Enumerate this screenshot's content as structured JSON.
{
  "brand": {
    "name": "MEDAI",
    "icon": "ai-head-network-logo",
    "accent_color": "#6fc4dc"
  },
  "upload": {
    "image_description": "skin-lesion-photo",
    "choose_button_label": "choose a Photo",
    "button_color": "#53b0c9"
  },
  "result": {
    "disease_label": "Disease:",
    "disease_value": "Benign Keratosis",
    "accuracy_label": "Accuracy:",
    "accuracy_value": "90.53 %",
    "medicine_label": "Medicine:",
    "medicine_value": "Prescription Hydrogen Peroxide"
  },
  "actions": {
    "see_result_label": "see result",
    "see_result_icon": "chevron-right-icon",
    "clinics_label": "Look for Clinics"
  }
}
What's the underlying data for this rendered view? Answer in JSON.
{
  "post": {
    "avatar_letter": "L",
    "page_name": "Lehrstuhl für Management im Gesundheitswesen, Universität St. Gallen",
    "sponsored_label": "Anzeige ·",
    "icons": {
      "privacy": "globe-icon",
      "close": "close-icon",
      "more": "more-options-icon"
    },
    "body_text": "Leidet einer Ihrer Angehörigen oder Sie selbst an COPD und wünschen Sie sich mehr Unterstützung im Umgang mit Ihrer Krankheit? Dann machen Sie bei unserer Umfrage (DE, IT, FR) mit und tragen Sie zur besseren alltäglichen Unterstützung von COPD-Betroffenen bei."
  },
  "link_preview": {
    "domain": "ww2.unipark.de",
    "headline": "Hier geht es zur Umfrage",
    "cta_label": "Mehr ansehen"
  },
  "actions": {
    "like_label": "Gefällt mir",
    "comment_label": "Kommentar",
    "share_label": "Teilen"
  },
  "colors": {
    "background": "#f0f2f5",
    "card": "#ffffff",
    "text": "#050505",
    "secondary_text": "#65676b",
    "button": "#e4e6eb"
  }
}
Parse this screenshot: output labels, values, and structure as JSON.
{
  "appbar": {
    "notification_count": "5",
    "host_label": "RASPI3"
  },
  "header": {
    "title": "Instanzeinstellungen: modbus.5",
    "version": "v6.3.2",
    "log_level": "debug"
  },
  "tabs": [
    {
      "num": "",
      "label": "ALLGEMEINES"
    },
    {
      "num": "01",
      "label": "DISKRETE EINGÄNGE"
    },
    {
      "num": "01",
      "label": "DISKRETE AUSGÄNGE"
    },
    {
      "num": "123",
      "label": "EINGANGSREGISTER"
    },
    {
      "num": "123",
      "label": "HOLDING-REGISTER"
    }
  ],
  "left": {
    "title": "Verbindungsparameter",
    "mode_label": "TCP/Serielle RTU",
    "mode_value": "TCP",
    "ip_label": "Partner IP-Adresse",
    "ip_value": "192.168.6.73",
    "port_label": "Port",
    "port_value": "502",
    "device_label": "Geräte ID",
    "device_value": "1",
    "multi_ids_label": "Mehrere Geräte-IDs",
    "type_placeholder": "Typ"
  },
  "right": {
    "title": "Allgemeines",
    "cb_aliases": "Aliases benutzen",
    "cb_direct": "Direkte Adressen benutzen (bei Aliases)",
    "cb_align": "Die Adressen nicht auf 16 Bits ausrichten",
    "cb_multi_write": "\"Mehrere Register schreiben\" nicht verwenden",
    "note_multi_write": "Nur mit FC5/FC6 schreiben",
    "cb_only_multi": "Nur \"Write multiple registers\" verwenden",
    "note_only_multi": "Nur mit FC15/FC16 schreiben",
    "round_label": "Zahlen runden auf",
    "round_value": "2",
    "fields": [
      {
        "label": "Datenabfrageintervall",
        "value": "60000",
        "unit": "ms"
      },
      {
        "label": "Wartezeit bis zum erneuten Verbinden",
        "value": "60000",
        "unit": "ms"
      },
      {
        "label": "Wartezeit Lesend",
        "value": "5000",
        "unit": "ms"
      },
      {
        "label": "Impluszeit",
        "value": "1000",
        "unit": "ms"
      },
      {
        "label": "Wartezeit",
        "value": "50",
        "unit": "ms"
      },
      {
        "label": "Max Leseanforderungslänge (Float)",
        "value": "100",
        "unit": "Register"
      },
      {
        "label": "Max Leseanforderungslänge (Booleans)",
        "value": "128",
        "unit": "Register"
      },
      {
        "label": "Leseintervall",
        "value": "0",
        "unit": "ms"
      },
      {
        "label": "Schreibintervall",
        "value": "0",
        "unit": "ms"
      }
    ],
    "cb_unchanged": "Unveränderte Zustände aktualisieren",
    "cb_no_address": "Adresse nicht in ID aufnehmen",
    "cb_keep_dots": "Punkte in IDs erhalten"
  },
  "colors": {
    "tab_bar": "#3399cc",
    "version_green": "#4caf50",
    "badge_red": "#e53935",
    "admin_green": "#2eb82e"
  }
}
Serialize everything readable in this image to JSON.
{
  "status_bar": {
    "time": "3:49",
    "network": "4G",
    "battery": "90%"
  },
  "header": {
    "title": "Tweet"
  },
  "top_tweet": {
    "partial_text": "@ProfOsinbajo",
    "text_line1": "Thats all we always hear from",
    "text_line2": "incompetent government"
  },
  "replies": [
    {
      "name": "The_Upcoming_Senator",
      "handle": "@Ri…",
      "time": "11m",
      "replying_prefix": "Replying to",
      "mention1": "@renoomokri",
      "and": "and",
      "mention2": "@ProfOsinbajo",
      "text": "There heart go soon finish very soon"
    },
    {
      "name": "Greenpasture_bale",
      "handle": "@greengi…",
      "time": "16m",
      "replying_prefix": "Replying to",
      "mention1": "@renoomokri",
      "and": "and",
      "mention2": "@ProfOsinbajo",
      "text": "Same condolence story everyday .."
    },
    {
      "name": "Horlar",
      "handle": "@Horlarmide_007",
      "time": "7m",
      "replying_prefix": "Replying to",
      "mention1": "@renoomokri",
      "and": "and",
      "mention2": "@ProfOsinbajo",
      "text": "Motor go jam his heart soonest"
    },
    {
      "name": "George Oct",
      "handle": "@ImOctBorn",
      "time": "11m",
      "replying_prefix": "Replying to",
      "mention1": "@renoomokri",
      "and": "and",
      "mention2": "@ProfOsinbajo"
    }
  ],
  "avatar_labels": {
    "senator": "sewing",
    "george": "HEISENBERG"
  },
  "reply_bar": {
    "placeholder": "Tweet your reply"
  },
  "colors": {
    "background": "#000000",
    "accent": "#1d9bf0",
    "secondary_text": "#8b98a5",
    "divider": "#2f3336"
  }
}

# # # #

What is being asked =>
Extract all of the material exactly as it is written.

Complete output =>
Enumerate this screenshot's content as structured JSON.
{
  "brand": {
    "name": "MEDAI",
    "icon": "ai-head-network-logo",
    "accent_color": "#6fc4dc"
  },
  "upload": {
    "image_description": "skin-lesion-photo",
    "choose_button_label": "choose a Photo",
    "button_color": "#53b0c9"
  },
  "result": {
    "disease_label": "Disease:",
    "disease_value": "Benign Keratosis",
    "accuracy_label": "Accuracy:",
    "accuracy_value": "90.53 %",
    "medicine_label": "Medicine:",
    "medicine_value": "Prescription Hydrogen Peroxide"
  },
  "actions": {
    "see_result_label": "see result",
    "see_result_icon": "chevron-right-icon",
    "clinics_label": "Look for Clinics"
  }
}
What's the underlying data for this rendered view? Answer in JSON.
{
  "post": {
    "avatar_letter": "L",
    "page_name": "Lehrstuhl für Management im Gesundheitswesen, Universität St. Gallen",
    "sponsored_label": "Anzeige ·",
    "icons": {
      "privacy": "globe-icon",
      "close": "close-icon",
      "more": "more-options-icon"
    },
    "body_text": "Leidet einer Ihrer Angehörigen oder Sie selbst an COPD und wünschen Sie sich mehr Unterstützung im Umgang mit Ihrer Krankheit? Dann machen Sie bei unserer Umfrage (DE, IT, FR) mit und tragen Sie zur besseren alltäglichen Unterstützung von COPD-Betroffenen bei."
  },
  "link_preview": {
    "domain": "ww2.unipark.de",
    "headline": "Hier geht es zur Umfrage",
    "cta_label": "Mehr ansehen"
  },
  "actions": {
    "like_label": "Gefällt mir",
    "comment_label": "Kommentar",
    "share_label": "Teilen"
  },
  "colors": {
    "background": "#f0f2f5",
    "card": "#ffffff",
    "text": "#050505",
    "secondary_text": "#65676b",
    "button": "#e4e6eb"
  }
}
Parse this screenshot: output labels, values, and structure as JSON.
{
  "appbar": {
    "notification_count": "5",
    "host_label": "RASPI3"
  },
  "header": {
    "title": "Instanzeinstellungen: modbus.5",
    "version": "v6.3.2",
    "log_level": "debug"
  },
  "tabs": [
    {
      "num": "",
      "label": "ALLGEMEINES"
    },
    {
      "num": "01",
      "label": "DISKRETE EINGÄNGE"
    },
    {
      "num": "01",
      "label": "DISKRETE AUSGÄNGE"
    },
    {
      "num": "123",
      "label": "EINGANGSREGISTER"
    },
    {
      "num": "123",
      "label": "HOLDING-REGISTER"
    }
  ],
  "left": {
    "title": "Verbindungsparameter",
    "mode_label": "TCP/Serielle RTU",
    "mode_value": "TCP",
    "ip_label": "Partner IP-Adresse",
    "ip_value": "192.168.6.73",
    "port_label": "Port",
    "port_value": "502",
    "device_label": "Geräte ID",
    "device_value": "1",
    "multi_ids_label": "Mehrere Geräte-IDs",
    "type_placeholder": "Typ"
  },
  "right": {
    "title": "Allgemeines",
    "cb_aliases": "Aliases benutzen",
    "cb_direct": "Direkte Adressen benutzen (bei Aliases)",
    "cb_align": "Die Adressen nicht auf 16 Bits ausrichten",
    "cb_multi_write": "\"Mehrere Register schreiben\" nicht verwenden",
    "note_multi_write": "Nur mit FC5/FC6 schreiben",
    "cb_only_multi": "Nur \"Write multiple registers\" verwenden",
    "note_only_multi": "Nur mit FC15/FC16 schreiben",
    "round_label": "Zahlen runden auf",
    "round_value": "2",
    "fields": [
      {
        "label": "Datenabfrageintervall",
        "value": "60000",
        "unit": "ms"
      },
      {
        "label": "Wartezeit bis zum erneuten Verbinden",
        "value": "60000",
        "unit": "ms"
      },
      {
        "label": "Wartezeit Lesend",
        "value": "5000",
        "unit": "ms"
      },
      {
        "label": "Impluszeit",
        "value": "1000",
        "unit": "ms"
      },
      {
        "label": "Wartezeit",
        "value": "50",
        "unit": "ms"
      },
      {
        "label": "Max Leseanforderungslänge (Float)",
        "value": "100",
        "unit": "Register"
      },
      {
        "label": "Max Leseanforderungslänge (Booleans)",
        "value": "128",
        "unit": "Register"
      },
      {
        "label": "Leseintervall",
        "value": "0",
        "unit": "ms"
      },
      {
        "label": "Schreibintervall",
        "value": "0",
        "unit": "ms"
      }
    ],
    "cb_unchanged": "Unveränderte Zustände aktualisieren",
    "cb_no_address": "Adresse nicht in ID aufnehmen",
    "cb_keep_dots": "Punkte in IDs erhalten"
  },
  "colors": {
    "tab_bar": "#3399cc",
    "version_green": "#4caf50",
    "badge_red": "#e53935",
    "admin_green": "#2eb82e"
  }
}
Serialize everything readable in this image to JSON.
{
  "status_bar": {
    "time": "3:49",
    "network": "4G",
    "battery": "90%"
  },
  "header": {
    "title": "Tweet"
  },
  "top_tweet": {
    "partial_text": "@ProfOsinbajo",
    "text_line1": "Thats all we always hear from",
    "text_line2": "incompetent government"
  },
  "replies": [
    {
      "name": "The_Upcoming_Senator",
      "handle": "@Ri…",
      "time": "11m",
      "replying_prefix": "Replying to",
      "mention1": "@renoomokri",
      "and": "and",
      "mention2": "@ProfOsinbajo",
      "text": "There heart go soon finish very soon"
    },
    {
      "name": "Greenpasture_bale",
      "handle": "@greengi…",
      "time": "16m",
      "replying_prefix": "Replying to",
      "mention1": "@renoomokri",
      "and": "and",
      "mention2": "@ProfOsinbajo",
      "text": "Same condolence story everyday .."
    },
    {
      "name": "Horlar",
      "handle": "@Horlarmide_007",
      "time": "7m",
      "replying_prefix": "Replying to",
      "mention1": "@renoomokri",
      "and": "and",
      "mention2": "@ProfOsinbajo",
      "text": "Motor go jam his heart soonest"
    },
    {
      "name": "George Oct",
      "handle": "@ImOctBorn",
      "time": "11m",
      "replying_prefix": "Replying to",
      "mention1": "@renoomokri",
      "and": "and",
      "mention2": "@ProfOsinbajo"
    }
  ],
  "avatar_labels": {
    "senator": "sewing",
    "george": "HEISENBERG"
  },
  "reply_bar": {
    "placeholder": "Tweet your reply"
  },
  "colors": {
    "background": "#000000",
    "accent": "#1d9bf0",
    "secondary_text": "#8b98a5",
    "divider": "#2f3336"
  }
}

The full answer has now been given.